**What needs to be done**: Please copy every line of the data below word for word, leaving out the pictures.

Dataset items:
'''
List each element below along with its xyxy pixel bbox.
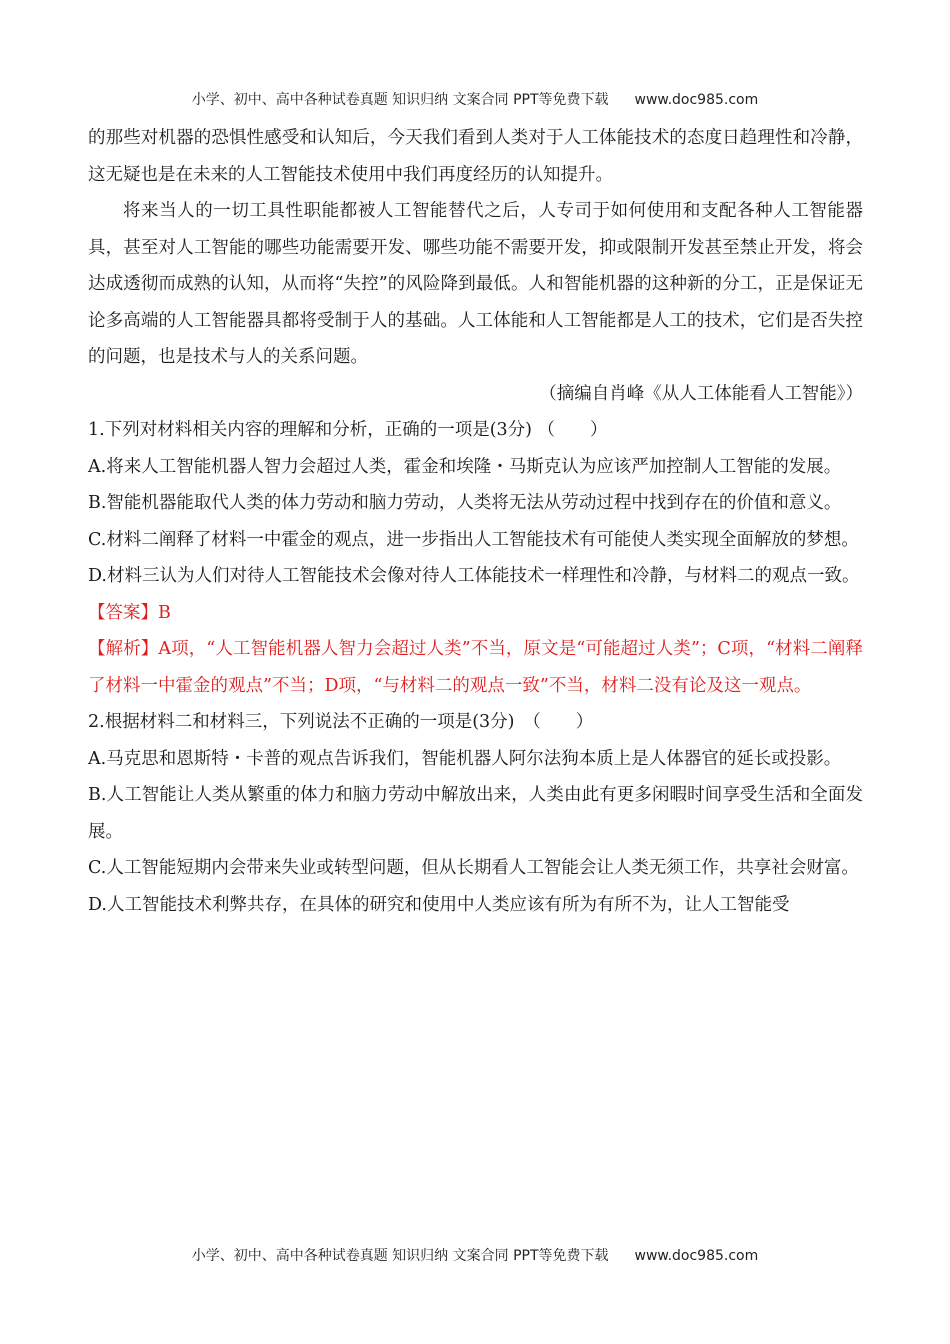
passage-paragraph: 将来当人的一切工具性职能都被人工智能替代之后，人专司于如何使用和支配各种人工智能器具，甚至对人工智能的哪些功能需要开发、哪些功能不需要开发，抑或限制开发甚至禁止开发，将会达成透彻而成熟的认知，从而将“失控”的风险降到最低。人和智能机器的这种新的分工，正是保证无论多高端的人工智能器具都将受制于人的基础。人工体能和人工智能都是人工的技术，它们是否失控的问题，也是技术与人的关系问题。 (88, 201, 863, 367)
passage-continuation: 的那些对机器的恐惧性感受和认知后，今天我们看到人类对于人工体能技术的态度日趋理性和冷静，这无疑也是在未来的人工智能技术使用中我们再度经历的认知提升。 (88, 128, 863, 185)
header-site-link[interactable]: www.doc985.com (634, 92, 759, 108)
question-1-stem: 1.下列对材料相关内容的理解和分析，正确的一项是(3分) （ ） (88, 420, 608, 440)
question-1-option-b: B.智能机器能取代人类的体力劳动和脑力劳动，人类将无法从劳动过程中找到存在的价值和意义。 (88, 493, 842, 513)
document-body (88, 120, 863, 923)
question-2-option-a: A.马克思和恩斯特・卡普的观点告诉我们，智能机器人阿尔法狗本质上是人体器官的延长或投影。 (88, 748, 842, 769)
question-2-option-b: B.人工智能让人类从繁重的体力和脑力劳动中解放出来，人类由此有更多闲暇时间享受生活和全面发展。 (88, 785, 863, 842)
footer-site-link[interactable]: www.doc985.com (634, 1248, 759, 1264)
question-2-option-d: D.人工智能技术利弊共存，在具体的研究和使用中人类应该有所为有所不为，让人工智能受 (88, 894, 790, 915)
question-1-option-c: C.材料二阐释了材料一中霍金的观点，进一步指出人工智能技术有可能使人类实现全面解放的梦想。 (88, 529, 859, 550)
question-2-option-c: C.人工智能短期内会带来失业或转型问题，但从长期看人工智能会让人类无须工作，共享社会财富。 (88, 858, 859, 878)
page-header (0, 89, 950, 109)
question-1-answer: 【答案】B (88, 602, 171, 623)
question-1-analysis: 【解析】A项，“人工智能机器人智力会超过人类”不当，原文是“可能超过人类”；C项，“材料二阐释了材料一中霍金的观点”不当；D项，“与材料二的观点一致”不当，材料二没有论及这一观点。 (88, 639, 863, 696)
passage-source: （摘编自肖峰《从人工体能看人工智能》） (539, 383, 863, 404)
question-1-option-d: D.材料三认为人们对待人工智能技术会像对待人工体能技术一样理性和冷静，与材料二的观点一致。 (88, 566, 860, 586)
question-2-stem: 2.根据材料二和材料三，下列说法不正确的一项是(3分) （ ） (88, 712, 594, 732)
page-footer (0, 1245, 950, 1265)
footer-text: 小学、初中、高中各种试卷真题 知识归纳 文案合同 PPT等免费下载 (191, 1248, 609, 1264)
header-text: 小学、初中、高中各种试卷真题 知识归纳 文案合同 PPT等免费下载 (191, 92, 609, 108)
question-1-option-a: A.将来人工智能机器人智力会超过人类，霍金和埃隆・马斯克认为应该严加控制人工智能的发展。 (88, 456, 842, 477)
'''
**Exercise result**:
List each element below along with its xyxy pixel bbox.
passage-paragraph: 将来当人的一切工具性职能都被人工智能替代之后，人专司于如何使用和支配各种人工智能器具，甚至对人工智能的哪些功能需要开发、哪些功能不需要开发，抑或限制开发甚至禁止开发，将会达成透彻而成熟的认知，从而将“失控”的风险降到最低。人和智能机器的这种新的分工，正是保证无论多高端的人工智能器具都将受制于人的基础。人工体能和人工智能都是人工的技术，它们是否失控的问题，也是技术与人的关系问题。 (88, 201, 863, 367)
passage-continuation: 的那些对机器的恐惧性感受和认知后，今天我们看到人类对于人工体能技术的态度日趋理性和冷静，这无疑也是在未来的人工智能技术使用中我们再度经历的认知提升。 (88, 128, 863, 185)
header-site-link[interactable]: www.doc985.com (634, 92, 759, 108)
question-1-stem: 1.下列对材料相关内容的理解和分析，正确的一项是(3分) （ ） (88, 420, 608, 440)
question-1-option-b: B.智能机器能取代人类的体力劳动和脑力劳动，人类将无法从劳动过程中找到存在的价值和意义。 (88, 493, 842, 513)
document-body (88, 120, 863, 923)
question-2-option-a: A.马克思和恩斯特・卡普的观点告诉我们，智能机器人阿尔法狗本质上是人体器官的延长或投影。 (88, 748, 842, 769)
question-2-option-b: B.人工智能让人类从繁重的体力和脑力劳动中解放出来，人类由此有更多闲暇时间享受生活和全面发展。 (88, 785, 863, 842)
footer-site-link[interactable]: www.doc985.com (634, 1248, 759, 1264)
question-2-option-d: D.人工智能技术利弊共存，在具体的研究和使用中人类应该有所为有所不为，让人工智能受 (88, 894, 790, 915)
question-1-option-c: C.材料二阐释了材料一中霍金的观点，进一步指出人工智能技术有可能使人类实现全面解放的梦想。 (88, 529, 859, 550)
question-2-option-c: C.人工智能短期内会带来失业或转型问题，但从长期看人工智能会让人类无须工作，共享社会财富。 (88, 858, 859, 878)
page-header (0, 89, 950, 109)
question-1-answer: 【答案】B (88, 602, 171, 623)
question-1-analysis: 【解析】A项，“人工智能机器人智力会超过人类”不当，原文是“可能超过人类”；C项，“材料二阐释了材料一中霍金的观点”不当；D项，“与材料二的观点一致”不当，材料二没有论及这一观点。 (88, 639, 863, 696)
passage-source: （摘编自肖峰《从人工体能看人工智能》） (539, 383, 863, 404)
question-1-option-d: D.材料三认为人们对待人工智能技术会像对待人工体能技术一样理性和冷静，与材料二的观点一致。 (88, 566, 860, 586)
question-2-stem: 2.根据材料二和材料三，下列说法不正确的一项是(3分) （ ） (88, 712, 594, 732)
page-footer (0, 1245, 950, 1265)
footer-text: 小学、初中、高中各种试卷真题 知识归纳 文案合同 PPT等免费下载 (191, 1248, 609, 1264)
header-text: 小学、初中、高中各种试卷真题 知识归纳 文案合同 PPT等免费下载 (191, 92, 609, 108)
question-1-option-a: A.将来人工智能机器人智力会超过人类，霍金和埃隆・马斯克认为应该严加控制人工智能的发展。 (88, 456, 842, 477)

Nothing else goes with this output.